▶ Records from a data collection

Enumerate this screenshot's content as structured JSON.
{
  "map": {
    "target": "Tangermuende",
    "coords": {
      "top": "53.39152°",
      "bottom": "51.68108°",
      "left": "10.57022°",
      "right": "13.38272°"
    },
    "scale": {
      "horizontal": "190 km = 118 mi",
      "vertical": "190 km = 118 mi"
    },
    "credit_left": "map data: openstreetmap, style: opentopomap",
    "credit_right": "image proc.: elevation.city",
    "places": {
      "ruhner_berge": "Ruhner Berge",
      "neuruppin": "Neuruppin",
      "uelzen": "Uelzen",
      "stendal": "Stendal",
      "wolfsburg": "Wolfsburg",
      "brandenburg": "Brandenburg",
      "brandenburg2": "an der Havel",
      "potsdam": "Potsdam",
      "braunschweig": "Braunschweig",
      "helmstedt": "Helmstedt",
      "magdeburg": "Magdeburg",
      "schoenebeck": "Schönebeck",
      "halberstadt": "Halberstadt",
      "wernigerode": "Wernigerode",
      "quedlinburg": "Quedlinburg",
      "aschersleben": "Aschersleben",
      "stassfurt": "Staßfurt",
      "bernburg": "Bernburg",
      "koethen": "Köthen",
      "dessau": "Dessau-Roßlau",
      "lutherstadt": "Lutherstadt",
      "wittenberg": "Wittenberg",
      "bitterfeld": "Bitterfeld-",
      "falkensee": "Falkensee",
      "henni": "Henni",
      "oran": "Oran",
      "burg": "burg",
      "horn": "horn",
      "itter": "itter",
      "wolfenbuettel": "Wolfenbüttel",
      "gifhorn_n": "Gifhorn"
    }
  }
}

▶ Exercise aim
Repeat the material above in full, keeping every word.

▶ Correct output
Enumerate this screenshot's content as structured JSON.
{
  "map": {
    "target": "Tangermuende",
    "coords": {
      "top": "53.39152°",
      "bottom": "51.68108°",
      "left": "10.57022°",
      "right": "13.38272°"
    },
    "scale": {
      "horizontal": "190 km = 118 mi",
      "vertical": "190 km = 118 mi"
    },
    "credit_left": "map data: openstreetmap, style: opentopomap",
    "credit_right": "image proc.: elevation.city",
    "places": {
      "ruhner_berge": "Ruhner Berge",
      "neuruppin": "Neuruppin",
      "uelzen": "Uelzen",
      "stendal": "Stendal",
      "wolfsburg": "Wolfsburg",
      "brandenburg": "Brandenburg",
      "brandenburg2": "an der Havel",
      "potsdam": "Potsdam",
      "braunschweig": "Braunschweig",
      "helmstedt": "Helmstedt",
      "magdeburg": "Magdeburg",
      "schoenebeck": "Schönebeck",
      "halberstadt": "Halberstadt",
      "wernigerode": "Wernigerode",
      "quedlinburg": "Quedlinburg",
      "aschersleben": "Aschersleben",
      "stassfurt": "Staßfurt",
      "bernburg": "Bernburg",
      "koethen": "Köthen",
      "dessau": "Dessau-Roßlau",
      "lutherstadt": "Lutherstadt",
      "wittenberg": "Wittenberg",
      "bitterfeld": "Bitterfeld-",
      "falkensee": "Falkensee",
      "henni": "Henni",
      "oran": "Oran",
      "burg": "burg",
      "horn": "horn",
      "itter": "itter",
      "wolfenbuettel": "Wolfenbüttel",
      "gifhorn_n": "Gifhorn"
    }
  }
}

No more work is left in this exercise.